Stored data –
--- begin ---
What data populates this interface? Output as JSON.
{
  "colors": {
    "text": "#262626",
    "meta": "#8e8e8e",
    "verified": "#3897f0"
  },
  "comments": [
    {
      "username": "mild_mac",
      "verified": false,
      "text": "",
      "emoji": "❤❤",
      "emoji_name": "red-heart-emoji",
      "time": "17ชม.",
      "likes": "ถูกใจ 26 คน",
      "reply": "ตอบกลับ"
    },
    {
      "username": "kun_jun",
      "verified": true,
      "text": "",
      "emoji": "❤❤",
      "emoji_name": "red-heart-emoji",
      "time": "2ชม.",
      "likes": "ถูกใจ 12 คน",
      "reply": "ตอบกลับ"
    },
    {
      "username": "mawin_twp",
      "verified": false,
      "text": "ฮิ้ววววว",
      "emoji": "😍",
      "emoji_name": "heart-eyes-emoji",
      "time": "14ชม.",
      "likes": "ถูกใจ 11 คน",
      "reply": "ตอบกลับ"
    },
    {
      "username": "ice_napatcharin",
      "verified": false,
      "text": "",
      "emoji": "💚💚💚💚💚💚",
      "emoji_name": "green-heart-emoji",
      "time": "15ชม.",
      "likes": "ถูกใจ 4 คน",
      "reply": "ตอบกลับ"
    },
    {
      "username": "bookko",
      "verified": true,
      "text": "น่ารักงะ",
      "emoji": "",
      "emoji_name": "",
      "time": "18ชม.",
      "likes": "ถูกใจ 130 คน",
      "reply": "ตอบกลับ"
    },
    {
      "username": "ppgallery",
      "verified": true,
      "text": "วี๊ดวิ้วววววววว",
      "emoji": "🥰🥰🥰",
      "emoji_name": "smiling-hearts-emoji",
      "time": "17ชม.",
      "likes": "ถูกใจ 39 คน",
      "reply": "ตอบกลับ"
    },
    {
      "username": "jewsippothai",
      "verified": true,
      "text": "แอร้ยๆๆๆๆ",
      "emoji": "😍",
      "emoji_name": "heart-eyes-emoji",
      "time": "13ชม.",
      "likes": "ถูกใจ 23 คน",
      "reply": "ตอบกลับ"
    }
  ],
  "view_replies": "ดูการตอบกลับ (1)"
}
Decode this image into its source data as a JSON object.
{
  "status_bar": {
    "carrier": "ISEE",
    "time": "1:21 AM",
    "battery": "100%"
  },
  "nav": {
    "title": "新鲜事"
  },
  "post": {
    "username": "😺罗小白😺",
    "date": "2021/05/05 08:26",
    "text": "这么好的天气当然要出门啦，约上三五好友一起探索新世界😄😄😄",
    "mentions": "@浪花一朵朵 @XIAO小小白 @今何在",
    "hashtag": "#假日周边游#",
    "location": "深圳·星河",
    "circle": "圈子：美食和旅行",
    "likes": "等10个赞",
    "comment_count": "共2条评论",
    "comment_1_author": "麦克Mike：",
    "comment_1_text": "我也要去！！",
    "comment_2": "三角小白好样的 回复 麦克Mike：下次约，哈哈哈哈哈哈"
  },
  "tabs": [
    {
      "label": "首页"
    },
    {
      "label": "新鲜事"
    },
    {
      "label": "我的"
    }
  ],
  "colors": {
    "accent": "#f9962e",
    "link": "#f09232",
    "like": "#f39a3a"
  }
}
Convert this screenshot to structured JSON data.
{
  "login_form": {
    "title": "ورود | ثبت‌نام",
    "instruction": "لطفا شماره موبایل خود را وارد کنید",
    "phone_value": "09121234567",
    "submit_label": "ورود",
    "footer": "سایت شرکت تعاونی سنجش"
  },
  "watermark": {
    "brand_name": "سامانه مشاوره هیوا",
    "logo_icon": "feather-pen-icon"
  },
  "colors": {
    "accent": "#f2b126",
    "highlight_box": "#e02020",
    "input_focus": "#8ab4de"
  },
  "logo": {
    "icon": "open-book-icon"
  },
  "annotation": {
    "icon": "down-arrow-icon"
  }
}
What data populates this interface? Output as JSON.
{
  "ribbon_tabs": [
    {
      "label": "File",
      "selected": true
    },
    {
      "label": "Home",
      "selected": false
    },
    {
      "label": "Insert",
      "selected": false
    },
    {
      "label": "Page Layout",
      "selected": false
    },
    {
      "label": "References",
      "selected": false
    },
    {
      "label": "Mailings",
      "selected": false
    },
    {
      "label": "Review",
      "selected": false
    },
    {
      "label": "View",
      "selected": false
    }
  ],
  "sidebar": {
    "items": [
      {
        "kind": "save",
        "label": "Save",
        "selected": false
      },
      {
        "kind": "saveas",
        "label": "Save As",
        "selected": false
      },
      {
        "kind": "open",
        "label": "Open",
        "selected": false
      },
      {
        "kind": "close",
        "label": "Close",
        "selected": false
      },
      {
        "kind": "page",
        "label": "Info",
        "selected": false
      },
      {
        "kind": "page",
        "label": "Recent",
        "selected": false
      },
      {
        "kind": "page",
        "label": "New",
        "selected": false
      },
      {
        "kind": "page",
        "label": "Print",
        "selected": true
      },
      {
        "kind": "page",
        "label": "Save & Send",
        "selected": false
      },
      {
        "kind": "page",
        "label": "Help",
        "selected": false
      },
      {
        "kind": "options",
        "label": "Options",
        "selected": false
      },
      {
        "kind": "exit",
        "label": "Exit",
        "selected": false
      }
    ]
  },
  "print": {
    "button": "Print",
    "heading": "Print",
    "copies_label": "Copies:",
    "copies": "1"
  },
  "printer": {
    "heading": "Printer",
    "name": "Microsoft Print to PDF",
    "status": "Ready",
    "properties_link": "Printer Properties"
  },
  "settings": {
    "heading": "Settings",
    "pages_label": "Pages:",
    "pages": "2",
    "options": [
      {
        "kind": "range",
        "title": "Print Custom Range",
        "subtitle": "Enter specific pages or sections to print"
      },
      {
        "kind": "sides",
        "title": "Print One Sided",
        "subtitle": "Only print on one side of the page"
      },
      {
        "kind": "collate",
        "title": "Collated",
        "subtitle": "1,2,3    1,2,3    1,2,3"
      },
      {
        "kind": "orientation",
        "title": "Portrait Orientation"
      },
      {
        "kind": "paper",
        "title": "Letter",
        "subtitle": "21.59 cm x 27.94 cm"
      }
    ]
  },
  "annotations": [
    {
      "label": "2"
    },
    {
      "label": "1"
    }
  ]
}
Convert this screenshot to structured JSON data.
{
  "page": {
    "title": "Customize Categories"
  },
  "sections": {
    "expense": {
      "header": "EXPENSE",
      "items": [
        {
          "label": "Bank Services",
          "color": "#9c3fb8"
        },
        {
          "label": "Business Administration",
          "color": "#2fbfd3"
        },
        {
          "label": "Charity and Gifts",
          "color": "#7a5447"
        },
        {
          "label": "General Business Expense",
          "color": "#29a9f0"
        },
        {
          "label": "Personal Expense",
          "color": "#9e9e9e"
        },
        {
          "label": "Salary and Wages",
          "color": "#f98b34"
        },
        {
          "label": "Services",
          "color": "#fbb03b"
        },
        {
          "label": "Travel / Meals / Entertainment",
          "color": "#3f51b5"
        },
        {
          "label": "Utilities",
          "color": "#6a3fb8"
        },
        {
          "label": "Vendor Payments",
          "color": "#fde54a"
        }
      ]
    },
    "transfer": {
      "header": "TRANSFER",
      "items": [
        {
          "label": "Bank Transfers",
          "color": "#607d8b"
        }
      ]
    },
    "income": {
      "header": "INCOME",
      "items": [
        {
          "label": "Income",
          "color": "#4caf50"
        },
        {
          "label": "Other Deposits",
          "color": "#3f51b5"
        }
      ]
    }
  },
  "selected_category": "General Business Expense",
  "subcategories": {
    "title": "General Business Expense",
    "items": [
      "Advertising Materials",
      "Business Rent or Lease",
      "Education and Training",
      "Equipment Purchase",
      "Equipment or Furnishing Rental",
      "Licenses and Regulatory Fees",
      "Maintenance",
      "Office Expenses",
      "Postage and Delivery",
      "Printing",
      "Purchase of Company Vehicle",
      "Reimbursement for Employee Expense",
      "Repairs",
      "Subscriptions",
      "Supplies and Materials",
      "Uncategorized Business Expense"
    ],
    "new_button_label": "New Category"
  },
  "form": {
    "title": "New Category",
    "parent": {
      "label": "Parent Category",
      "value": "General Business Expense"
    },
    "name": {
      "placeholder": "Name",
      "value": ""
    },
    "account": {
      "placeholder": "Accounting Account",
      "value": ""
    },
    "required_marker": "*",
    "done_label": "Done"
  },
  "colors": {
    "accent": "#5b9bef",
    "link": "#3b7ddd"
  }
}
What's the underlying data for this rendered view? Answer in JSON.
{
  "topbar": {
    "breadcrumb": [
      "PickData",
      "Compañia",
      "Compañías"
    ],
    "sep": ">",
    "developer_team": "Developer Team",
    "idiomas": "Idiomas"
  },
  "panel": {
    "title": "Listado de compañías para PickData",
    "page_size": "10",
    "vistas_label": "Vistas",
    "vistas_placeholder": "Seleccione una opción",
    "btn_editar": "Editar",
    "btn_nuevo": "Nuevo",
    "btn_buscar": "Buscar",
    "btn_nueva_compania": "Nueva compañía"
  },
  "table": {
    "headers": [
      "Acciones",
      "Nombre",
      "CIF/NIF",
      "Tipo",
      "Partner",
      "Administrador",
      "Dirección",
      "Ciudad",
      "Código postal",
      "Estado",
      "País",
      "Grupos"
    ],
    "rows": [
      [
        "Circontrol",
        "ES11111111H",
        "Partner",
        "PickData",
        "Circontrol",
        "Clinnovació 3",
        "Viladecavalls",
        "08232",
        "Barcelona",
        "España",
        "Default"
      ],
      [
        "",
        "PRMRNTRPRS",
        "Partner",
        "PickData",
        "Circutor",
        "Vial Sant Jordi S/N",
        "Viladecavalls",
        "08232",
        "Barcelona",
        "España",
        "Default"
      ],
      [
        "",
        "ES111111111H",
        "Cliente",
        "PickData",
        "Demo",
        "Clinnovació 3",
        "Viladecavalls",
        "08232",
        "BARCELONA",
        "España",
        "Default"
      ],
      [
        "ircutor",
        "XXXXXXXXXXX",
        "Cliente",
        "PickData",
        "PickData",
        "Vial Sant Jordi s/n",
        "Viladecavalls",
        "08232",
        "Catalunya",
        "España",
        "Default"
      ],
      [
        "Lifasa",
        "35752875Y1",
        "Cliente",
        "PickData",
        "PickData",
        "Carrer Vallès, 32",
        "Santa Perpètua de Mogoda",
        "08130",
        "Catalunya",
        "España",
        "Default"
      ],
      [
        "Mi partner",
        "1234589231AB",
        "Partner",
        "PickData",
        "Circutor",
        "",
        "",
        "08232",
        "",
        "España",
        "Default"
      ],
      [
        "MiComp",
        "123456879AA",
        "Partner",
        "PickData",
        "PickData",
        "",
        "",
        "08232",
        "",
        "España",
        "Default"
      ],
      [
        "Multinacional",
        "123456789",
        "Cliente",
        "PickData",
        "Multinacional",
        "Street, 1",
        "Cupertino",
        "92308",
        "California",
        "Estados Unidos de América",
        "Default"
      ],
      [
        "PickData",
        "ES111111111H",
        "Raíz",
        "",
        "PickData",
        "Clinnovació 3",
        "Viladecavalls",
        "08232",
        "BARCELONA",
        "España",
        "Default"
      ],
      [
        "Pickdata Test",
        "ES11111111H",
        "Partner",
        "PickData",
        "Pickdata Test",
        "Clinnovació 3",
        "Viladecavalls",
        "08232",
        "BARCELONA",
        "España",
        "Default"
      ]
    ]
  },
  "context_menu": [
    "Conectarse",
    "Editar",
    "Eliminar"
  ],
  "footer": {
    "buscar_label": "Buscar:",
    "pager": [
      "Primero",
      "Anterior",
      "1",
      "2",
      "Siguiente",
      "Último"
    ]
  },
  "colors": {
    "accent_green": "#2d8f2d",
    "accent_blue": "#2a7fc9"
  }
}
--- end ---
TASK STATEMENT –
Gather from the entries above all lines that include the string "Services".

EXERCISE RESPONSE –
          "label": "Bank Services",
          "label": "Services",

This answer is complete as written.